EXERCISE DIRECTIONS >> Go through the records below line by line, counting those that contain the word "xlabel"; answer with the count only.

TASK MATERIAL >>
□ □ □ □ □
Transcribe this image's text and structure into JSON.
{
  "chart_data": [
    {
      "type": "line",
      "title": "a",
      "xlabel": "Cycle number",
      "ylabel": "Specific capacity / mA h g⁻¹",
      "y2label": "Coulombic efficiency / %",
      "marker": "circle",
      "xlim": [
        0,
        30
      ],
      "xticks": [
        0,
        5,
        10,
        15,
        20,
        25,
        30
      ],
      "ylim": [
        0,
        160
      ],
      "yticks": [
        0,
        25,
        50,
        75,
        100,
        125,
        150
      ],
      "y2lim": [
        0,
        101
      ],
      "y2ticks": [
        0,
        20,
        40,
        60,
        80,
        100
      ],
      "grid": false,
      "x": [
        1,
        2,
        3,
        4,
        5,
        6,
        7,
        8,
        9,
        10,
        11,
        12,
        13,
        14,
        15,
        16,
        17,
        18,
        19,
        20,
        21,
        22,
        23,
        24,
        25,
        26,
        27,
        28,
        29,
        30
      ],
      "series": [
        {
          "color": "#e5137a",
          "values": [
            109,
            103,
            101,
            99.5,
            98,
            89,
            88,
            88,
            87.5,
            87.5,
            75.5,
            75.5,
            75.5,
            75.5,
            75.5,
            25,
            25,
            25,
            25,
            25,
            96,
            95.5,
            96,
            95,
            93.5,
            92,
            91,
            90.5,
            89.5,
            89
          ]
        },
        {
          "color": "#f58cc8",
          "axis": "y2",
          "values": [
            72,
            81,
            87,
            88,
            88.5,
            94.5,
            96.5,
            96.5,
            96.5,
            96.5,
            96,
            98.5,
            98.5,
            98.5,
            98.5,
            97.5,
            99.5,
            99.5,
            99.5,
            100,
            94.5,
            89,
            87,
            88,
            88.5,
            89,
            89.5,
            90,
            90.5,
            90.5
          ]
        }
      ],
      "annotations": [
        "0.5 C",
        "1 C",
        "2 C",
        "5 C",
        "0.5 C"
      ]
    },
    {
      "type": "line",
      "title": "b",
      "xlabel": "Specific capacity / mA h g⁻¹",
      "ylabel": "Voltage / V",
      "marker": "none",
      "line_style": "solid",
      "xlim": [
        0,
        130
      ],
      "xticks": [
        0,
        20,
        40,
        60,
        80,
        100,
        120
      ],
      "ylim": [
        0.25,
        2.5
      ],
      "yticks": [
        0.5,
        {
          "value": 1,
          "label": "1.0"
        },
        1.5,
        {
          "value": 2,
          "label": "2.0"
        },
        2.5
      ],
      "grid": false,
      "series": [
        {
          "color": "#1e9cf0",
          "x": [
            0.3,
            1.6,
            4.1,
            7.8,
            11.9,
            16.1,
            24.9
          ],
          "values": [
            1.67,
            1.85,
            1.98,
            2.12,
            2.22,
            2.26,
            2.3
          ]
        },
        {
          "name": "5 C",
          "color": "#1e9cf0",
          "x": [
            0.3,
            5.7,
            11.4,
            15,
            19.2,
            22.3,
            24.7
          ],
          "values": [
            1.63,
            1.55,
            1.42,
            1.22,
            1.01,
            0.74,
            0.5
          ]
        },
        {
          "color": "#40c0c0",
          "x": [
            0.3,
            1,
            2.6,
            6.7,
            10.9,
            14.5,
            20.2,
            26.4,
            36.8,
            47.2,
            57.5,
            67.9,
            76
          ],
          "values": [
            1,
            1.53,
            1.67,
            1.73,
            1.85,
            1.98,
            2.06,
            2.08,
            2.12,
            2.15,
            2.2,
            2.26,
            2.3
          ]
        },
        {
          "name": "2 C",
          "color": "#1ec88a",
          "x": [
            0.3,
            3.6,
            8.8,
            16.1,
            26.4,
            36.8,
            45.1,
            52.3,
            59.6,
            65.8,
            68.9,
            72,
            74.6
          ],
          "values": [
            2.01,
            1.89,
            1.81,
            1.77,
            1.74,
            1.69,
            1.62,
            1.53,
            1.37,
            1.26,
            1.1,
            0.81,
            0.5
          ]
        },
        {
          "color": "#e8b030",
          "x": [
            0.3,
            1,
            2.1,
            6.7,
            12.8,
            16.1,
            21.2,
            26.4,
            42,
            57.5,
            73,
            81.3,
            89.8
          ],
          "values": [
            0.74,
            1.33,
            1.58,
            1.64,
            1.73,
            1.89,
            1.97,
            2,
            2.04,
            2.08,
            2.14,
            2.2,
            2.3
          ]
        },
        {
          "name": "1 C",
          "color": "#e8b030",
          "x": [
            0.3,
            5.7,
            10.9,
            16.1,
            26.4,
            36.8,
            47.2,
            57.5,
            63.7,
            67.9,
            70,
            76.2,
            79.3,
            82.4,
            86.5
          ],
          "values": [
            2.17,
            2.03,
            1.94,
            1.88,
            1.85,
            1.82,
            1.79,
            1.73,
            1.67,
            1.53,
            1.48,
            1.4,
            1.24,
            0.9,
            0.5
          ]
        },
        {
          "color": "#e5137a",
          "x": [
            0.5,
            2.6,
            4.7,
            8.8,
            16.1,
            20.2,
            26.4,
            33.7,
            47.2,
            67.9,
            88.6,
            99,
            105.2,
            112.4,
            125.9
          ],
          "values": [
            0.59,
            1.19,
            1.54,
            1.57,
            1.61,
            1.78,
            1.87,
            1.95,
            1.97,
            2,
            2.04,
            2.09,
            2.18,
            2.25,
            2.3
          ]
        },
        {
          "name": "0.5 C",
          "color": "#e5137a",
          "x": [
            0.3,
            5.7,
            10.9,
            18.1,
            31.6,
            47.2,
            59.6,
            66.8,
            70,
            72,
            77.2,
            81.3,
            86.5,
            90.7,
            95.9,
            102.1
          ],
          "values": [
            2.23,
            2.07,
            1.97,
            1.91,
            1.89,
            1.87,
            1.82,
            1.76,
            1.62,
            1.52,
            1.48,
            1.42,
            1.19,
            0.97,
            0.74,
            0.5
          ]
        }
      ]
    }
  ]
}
□ □ □ □ □
RESPONSE >> 2